* **Directive**
Search the records that follow and extract every line containing the string "Дата".

* **Stored data**
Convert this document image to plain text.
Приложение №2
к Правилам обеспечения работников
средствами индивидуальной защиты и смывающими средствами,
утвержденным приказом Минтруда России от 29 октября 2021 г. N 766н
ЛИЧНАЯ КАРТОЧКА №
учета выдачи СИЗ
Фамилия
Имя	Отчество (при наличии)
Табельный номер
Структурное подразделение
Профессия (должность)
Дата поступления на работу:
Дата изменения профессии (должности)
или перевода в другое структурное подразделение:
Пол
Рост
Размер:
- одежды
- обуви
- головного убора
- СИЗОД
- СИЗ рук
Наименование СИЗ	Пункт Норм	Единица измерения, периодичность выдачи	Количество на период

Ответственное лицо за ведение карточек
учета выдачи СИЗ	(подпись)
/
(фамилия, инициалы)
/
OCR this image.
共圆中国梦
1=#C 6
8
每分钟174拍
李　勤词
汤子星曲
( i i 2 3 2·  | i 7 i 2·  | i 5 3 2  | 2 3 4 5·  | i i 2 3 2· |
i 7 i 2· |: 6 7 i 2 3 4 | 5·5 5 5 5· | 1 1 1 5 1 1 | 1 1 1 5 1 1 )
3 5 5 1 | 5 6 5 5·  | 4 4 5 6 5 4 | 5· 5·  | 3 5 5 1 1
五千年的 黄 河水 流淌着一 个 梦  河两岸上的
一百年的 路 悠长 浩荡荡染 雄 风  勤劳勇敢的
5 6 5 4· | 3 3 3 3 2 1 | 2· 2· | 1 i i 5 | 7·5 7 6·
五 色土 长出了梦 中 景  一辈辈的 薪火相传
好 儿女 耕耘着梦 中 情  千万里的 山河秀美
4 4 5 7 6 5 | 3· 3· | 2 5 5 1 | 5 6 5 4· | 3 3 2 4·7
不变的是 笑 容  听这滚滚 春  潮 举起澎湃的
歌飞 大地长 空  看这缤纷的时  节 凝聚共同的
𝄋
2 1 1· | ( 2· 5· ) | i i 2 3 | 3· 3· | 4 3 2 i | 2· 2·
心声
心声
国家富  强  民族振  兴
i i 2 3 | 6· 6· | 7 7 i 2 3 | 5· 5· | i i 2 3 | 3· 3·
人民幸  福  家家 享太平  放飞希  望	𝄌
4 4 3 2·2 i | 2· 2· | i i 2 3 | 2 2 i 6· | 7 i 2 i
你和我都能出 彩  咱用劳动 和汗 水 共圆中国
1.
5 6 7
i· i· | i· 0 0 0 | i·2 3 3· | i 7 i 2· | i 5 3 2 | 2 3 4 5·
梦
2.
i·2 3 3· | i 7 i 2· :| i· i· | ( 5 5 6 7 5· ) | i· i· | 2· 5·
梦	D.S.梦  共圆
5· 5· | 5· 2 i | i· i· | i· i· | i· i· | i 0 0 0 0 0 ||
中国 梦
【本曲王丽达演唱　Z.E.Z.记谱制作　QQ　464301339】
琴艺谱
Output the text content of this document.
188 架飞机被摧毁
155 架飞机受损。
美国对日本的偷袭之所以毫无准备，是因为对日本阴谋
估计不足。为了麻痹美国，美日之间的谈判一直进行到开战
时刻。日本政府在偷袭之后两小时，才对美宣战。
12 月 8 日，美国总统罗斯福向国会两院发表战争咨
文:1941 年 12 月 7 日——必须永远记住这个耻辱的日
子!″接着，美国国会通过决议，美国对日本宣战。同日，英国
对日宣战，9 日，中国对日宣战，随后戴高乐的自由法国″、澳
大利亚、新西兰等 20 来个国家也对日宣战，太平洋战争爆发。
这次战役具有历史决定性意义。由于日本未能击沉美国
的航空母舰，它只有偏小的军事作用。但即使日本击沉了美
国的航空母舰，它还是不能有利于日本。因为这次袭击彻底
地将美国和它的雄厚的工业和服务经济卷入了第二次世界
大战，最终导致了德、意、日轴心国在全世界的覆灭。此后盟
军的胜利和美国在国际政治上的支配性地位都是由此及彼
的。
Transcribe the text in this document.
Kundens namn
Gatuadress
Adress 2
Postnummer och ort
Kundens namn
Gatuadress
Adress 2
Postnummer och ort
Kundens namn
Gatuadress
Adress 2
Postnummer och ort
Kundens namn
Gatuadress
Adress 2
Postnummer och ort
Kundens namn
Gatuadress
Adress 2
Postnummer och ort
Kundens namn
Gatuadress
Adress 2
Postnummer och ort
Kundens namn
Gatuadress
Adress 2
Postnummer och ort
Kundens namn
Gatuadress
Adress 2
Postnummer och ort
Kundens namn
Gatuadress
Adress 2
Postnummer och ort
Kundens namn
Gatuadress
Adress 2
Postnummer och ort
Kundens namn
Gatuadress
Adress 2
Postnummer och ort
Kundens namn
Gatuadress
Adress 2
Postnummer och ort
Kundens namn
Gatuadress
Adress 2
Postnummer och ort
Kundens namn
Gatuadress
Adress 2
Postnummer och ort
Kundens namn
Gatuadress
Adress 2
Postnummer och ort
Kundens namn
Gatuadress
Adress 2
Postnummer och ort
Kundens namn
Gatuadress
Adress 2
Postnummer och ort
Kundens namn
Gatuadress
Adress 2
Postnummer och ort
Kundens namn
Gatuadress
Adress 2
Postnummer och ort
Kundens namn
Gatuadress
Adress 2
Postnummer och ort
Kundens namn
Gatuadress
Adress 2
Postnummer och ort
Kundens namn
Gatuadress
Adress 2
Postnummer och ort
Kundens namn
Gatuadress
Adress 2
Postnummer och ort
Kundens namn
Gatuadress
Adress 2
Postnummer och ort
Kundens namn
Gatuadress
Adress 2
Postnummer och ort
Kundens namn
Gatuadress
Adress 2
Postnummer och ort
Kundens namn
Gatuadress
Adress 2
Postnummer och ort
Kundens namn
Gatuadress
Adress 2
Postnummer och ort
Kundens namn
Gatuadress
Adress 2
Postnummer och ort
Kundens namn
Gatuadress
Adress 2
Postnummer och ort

* **Correct response**
Дата поступления на работу:
Дата изменения профессии (должности)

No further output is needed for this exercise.